▽
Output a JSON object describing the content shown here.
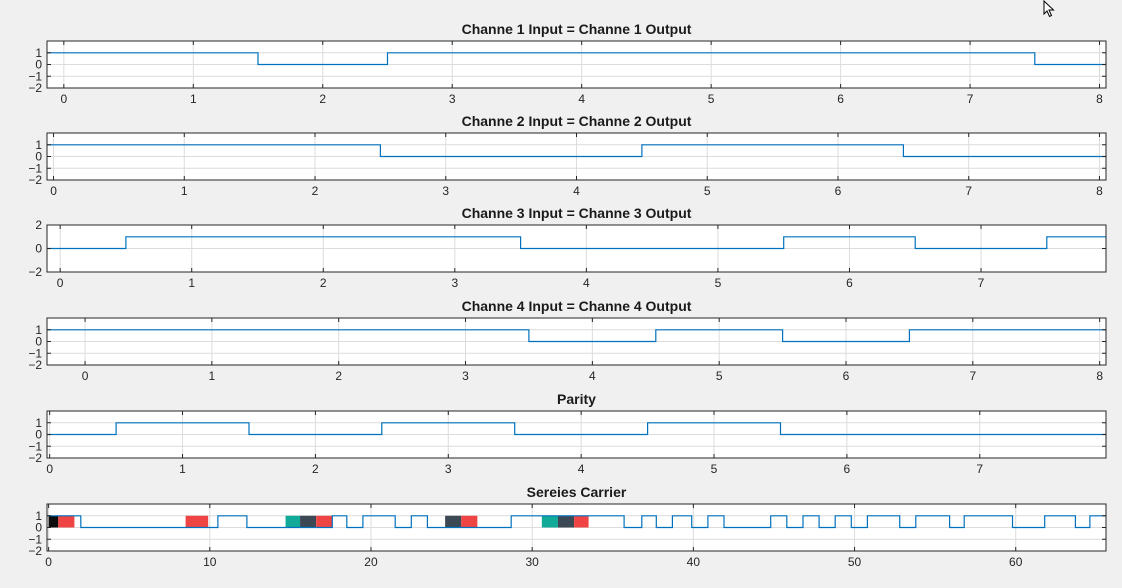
{
  "chart_data": [
    {
      "type": "line",
      "title": "Channe 1 Input = Channe 1 Output",
      "xlim": [
        -0.13,
        8.05
      ],
      "ylim": [
        -2,
        2
      ],
      "xticks": [
        0,
        1,
        2,
        3,
        4,
        5,
        6,
        7,
        8
      ],
      "yticks": [
        1,
        0,
        -1,
        -2
      ],
      "grid": true,
      "series": [
        {
          "color": "#0072bd",
          "x": [
            -0.13,
            1.5,
            1.5,
            2.5,
            2.5,
            7.5,
            7.5,
            8.05
          ],
          "y": [
            1,
            1,
            0,
            0,
            1,
            1,
            0,
            0
          ]
        }
      ]
    },
    {
      "type": "line",
      "title": "Channe 2 Input = Channe 2 Output",
      "xlim": [
        -0.05,
        8.05
      ],
      "ylim": [
        -2,
        2
      ],
      "xticks": [
        0,
        1,
        2,
        3,
        4,
        5,
        6,
        7,
        8
      ],
      "yticks": [
        1,
        0,
        -1,
        -2
      ],
      "grid": true,
      "series": [
        {
          "color": "#0072bd",
          "x": [
            -0.05,
            2.5,
            2.5,
            4.5,
            4.5,
            6.5,
            6.5,
            8.05
          ],
          "y": [
            1,
            1,
            0,
            0,
            1,
            1,
            0,
            0
          ]
        }
      ]
    },
    {
      "type": "line",
      "title": "Channe 3 Input = Channe 3 Output",
      "xlim": [
        -0.1,
        7.95
      ],
      "ylim": [
        -2,
        2
      ],
      "xticks": [
        0,
        1,
        2,
        3,
        4,
        5,
        6,
        7
      ],
      "yticks": [
        2,
        0,
        -2
      ],
      "grid": true,
      "series": [
        {
          "color": "#0072bd",
          "x": [
            -0.1,
            0.5,
            0.5,
            3.5,
            3.5,
            5.5,
            5.5,
            6.5,
            6.5,
            7.5,
            7.5,
            7.95
          ],
          "y": [
            0,
            0,
            1,
            1,
            0,
            0,
            1,
            1,
            0,
            0,
            1,
            1
          ]
        }
      ]
    },
    {
      "type": "line",
      "title": "Channe 4 Input = Channe 4 Output",
      "xlim": [
        -0.3,
        8.05
      ],
      "ylim": [
        -2,
        2
      ],
      "xticks": [
        0,
        1,
        2,
        3,
        4,
        5,
        6,
        7,
        8
      ],
      "yticks": [
        1,
        0,
        -1,
        -2
      ],
      "grid": true,
      "series": [
        {
          "color": "#0072bd",
          "x": [
            -0.3,
            3.5,
            3.5,
            4.5,
            4.5,
            5.5,
            5.5,
            6.5,
            6.5,
            8.05
          ],
          "y": [
            1,
            1,
            0,
            0,
            1,
            1,
            0,
            0,
            1,
            1
          ]
        }
      ]
    },
    {
      "type": "line",
      "title": "Parity",
      "xlim": [
        -0.02,
        7.95
      ],
      "ylim": [
        -2,
        2
      ],
      "xticks": [
        0,
        1,
        2,
        3,
        4,
        5,
        6,
        7
      ],
      "yticks": [
        1,
        0,
        -1,
        -2
      ],
      "grid": true,
      "series": [
        {
          "color": "#0072bd",
          "x": [
            -0.02,
            0.5,
            0.5,
            1.5,
            1.5,
            2.5,
            2.5,
            3.5,
            3.5,
            4.5,
            4.5,
            5.5,
            5.5,
            7.95
          ],
          "y": [
            0,
            0,
            1,
            1,
            0,
            0,
            1,
            1,
            0,
            0,
            1,
            1,
            0,
            0
          ]
        }
      ]
    },
    {
      "type": "line",
      "title": "Sereies Carrier",
      "xlim": [
        -0.1,
        65.6
      ],
      "ylim": [
        -2,
        2
      ],
      "xticks": [
        0,
        10,
        20,
        30,
        40,
        50,
        60
      ],
      "yticks": [
        1,
        0,
        -1,
        -2
      ],
      "grid": true,
      "series": [
        {
          "color": "#0072bd",
          "x": [
            -0.1,
            2,
            2,
            10.5,
            10.5,
            12.3,
            12.3,
            17.6,
            17.6,
            18.5,
            18.5,
            19.5,
            19.5,
            21.5,
            21.5,
            22.5,
            22.5,
            23.5,
            23.5,
            28.7,
            28.7,
            35.7,
            35.7,
            36.8,
            36.8,
            37.7,
            37.7,
            38.7,
            38.7,
            39.9,
            39.9,
            40.9,
            40.9,
            41.9,
            41.9,
            44.8,
            44.8,
            45.8,
            45.8,
            46.8,
            46.8,
            47.8,
            47.8,
            48.8,
            48.8,
            49.8,
            49.8,
            50.8,
            50.8,
            52.8,
            52.8,
            53.8,
            53.8,
            55.9,
            55.9,
            56.8,
            56.8,
            59.8,
            59.8,
            61.8,
            61.8,
            63.7,
            63.7,
            64.6,
            64.6,
            65.6
          ],
          "y": [
            1,
            1,
            0,
            0,
            1,
            1,
            0,
            0,
            1,
            1,
            0,
            0,
            1,
            1,
            0,
            0,
            1,
            1,
            0,
            0,
            1,
            1,
            0,
            0,
            1,
            1,
            0,
            0,
            1,
            1,
            0,
            0,
            1,
            1,
            0,
            0,
            1,
            1,
            0,
            0,
            1,
            1,
            0,
            0,
            1,
            1,
            0,
            0,
            1,
            1,
            0,
            0,
            1,
            1,
            0,
            0,
            1,
            1,
            0,
            0,
            1,
            1,
            0,
            0,
            1,
            1
          ]
        }
      ],
      "segments": [
        {
          "x": 0.0,
          "x2": 0.6,
          "color": "#0d0d0d"
        },
        {
          "x": 0.6,
          "x2": 1.6,
          "color": "#ee4444"
        },
        {
          "x": 8.5,
          "x2": 9.9,
          "color": "#ee4444"
        },
        {
          "x": 14.7,
          "x2": 15.6,
          "color": "#11aa99"
        },
        {
          "x": 15.6,
          "x2": 16.6,
          "color": "#3c4853"
        },
        {
          "x": 16.6,
          "x2": 17.6,
          "color": "#ee4444"
        },
        {
          "x": 24.6,
          "x2": 25.6,
          "color": "#3c4853"
        },
        {
          "x": 25.6,
          "x2": 26.6,
          "color": "#ee4444"
        },
        {
          "x": 30.6,
          "x2": 31.6,
          "color": "#11aa99"
        },
        {
          "x": 31.6,
          "x2": 32.6,
          "color": "#3c4853"
        },
        {
          "x": 32.6,
          "x2": 33.5,
          "color": "#ee4444"
        }
      ]
    }
  ],
  "cursor": {
    "icon": "mouse-pointer-icon"
  }
}
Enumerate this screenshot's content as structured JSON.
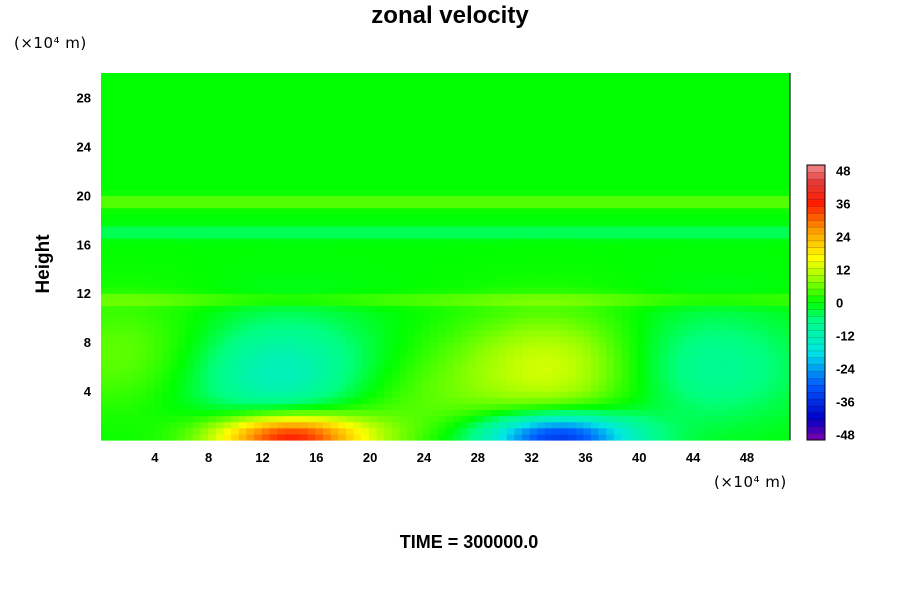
{
  "chart_data": {
    "type": "heatmap",
    "title": "zonal velocity",
    "ylabel": "Height",
    "xlabel": "",
    "x_unit_label": "(×10⁴ m)",
    "y_unit_label": "(×10⁴ m)",
    "footer": "TIME = 300000.0",
    "xlim": [
      0,
      51.2
    ],
    "ylim": [
      0,
      30
    ],
    "x_ticks": [
      4,
      8,
      12,
      16,
      20,
      24,
      28,
      32,
      36,
      40,
      44,
      48
    ],
    "y_ticks": [
      4,
      8,
      12,
      16,
      20,
      24,
      28
    ],
    "colorbar": {
      "min": -50,
      "max": 50,
      "ticks": [
        48,
        36,
        24,
        12,
        0,
        -12,
        -24,
        -36,
        -48
      ]
    },
    "background_value": 0,
    "features": [
      {
        "x": 14,
        "y": 0.3,
        "value": 38,
        "desc": "positive jet near surface"
      },
      {
        "x": 34,
        "y": 0.3,
        "value": -36,
        "desc": "negative jet near surface"
      },
      {
        "x": 33.5,
        "y": 6,
        "value": 13,
        "desc": "positive cell aloft"
      },
      {
        "x": 13.5,
        "y": 5.5,
        "value": -14,
        "desc": "negative cell aloft"
      },
      {
        "x": 45,
        "y": 6,
        "value": -9,
        "desc": "weak negative cell"
      },
      {
        "x": 2,
        "y": 7,
        "value": 6,
        "desc": "weak positive region"
      },
      {
        "x": 22,
        "y": 3,
        "value": 5,
        "desc": "weak positive region"
      }
    ],
    "bands": [
      {
        "y": 11.5,
        "value": 5,
        "desc": "thin positive band"
      },
      {
        "y": 17,
        "value": -5,
        "desc": "weak negative band"
      },
      {
        "y": 19.5,
        "value": 6,
        "desc": "thin positive band"
      }
    ]
  }
}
△
▸ Directions for this task
Search the listing above for the string "aloft". Copy every line that contains it.

▸ Solution for this exercise
        "desc": "positive cell aloft"
        "desc": "negative cell aloft"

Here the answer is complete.